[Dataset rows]
···

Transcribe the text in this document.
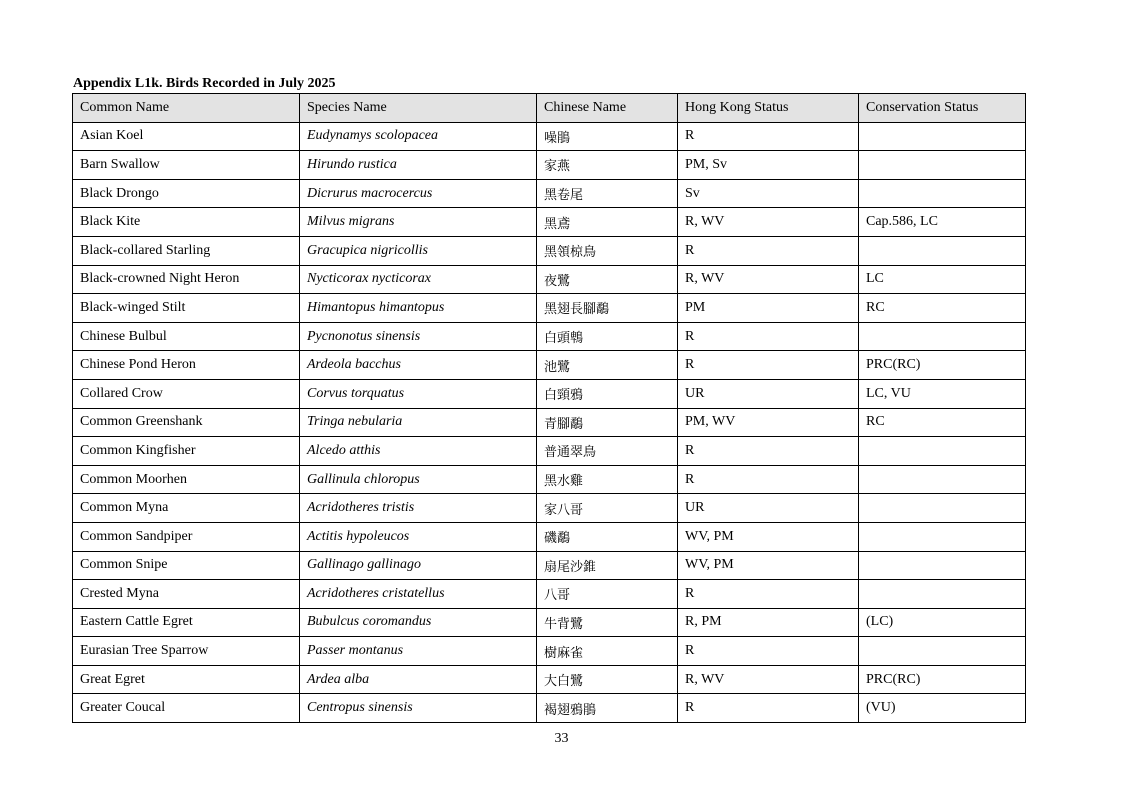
Appendix L1k. Birds Recorded in July 2025
Common Name	Species Name	Chinese Name	Hong Kong Status	Conservation Status
Asian Koel	Eudynamys scolopacea	噪鵑	R	
Barn Swallow	Hirundo rustica	家燕	PM, Sv	
Black Drongo	Dicrurus macrocercus	黑卷尾	Sv	
Black Kite	Milvus migrans	黑鳶	R, WV	Cap.586, LC
Black-collared Starling	Gracupica nigricollis	黑領椋鳥	R	
Black-crowned Night Heron	Nycticorax nycticorax	夜鷺	R, WV	LC
Black-winged Stilt	Himantopus himantopus	黑翅長腳鷸	PM	RC
Chinese Bulbul	Pycnonotus sinensis	白頭鵯	R	
Chinese Pond Heron	Ardeola bacchus	池鷺	R	PRC(RC)
Collared Crow	Corvus torquatus	白頸鴉	UR	LC, VU
Common Greenshank	Tringa nebularia	青腳鷸	PM, WV	RC
Common Kingfisher	Alcedo atthis	普通翠鳥	R	
Common Moorhen	Gallinula chloropus	黑水雞	R	
Common Myna	Acridotheres tristis	家八哥	UR	
Common Sandpiper	Actitis hypoleucos	磯鷸	WV, PM	
Common Snipe	Gallinago gallinago	扇尾沙錐	WV, PM	
Crested Myna	Acridotheres cristatellus	八哥	R	
Eastern Cattle Egret	Bubulcus coromandus	牛背鷺	R, PM	(LC)
Eurasian Tree Sparrow	Passer montanus	樹麻雀	R	
Great Egret	Ardea alba	大白鷺	R, WV	PRC(RC)
Greater Coucal	Centropus sinensis	褐翅鴉鵑	R	(VU)
33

···

### Task to carry out
Reproduce all the entries that precede this task, word for word, minus any pictures.

### Response
Transcribe the text in this document.
Appendix L1k. Birds Recorded in July 2025
Common Name	Species Name	Chinese Name	Hong Kong Status	Conservation Status
Asian Koel	Eudynamys scolopacea	噪鵑	R	
Barn Swallow	Hirundo rustica	家燕	PM, Sv	
Black Drongo	Dicrurus macrocercus	黑卷尾	Sv	
Black Kite	Milvus migrans	黑鳶	R, WV	Cap.586, LC
Black-collared Starling	Gracupica nigricollis	黑領椋鳥	R	
Black-crowned Night Heron	Nycticorax nycticorax	夜鷺	R, WV	LC
Black-winged Stilt	Himantopus himantopus	黑翅長腳鷸	PM	RC
Chinese Bulbul	Pycnonotus sinensis	白頭鵯	R	
Chinese Pond Heron	Ardeola bacchus	池鷺	R	PRC(RC)
Collared Crow	Corvus torquatus	白頸鴉	UR	LC, VU
Common Greenshank	Tringa nebularia	青腳鷸	PM, WV	RC
Common Kingfisher	Alcedo atthis	普通翠鳥	R	
Common Moorhen	Gallinula chloropus	黑水雞	R	
Common Myna	Acridotheres tristis	家八哥	UR	
Common Sandpiper	Actitis hypoleucos	磯鷸	WV, PM	
Common Snipe	Gallinago gallinago	扇尾沙錐	WV, PM	
Crested Myna	Acridotheres cristatellus	八哥	R	
Eastern Cattle Egret	Bubulcus coromandus	牛背鷺	R, PM	(LC)
Eurasian Tree Sparrow	Passer montanus	樹麻雀	R	
Great Egret	Ardea alba	大白鷺	R, WV	PRC(RC)
Greater Coucal	Centropus sinensis	褐翅鴉鵑	R	(VU)
33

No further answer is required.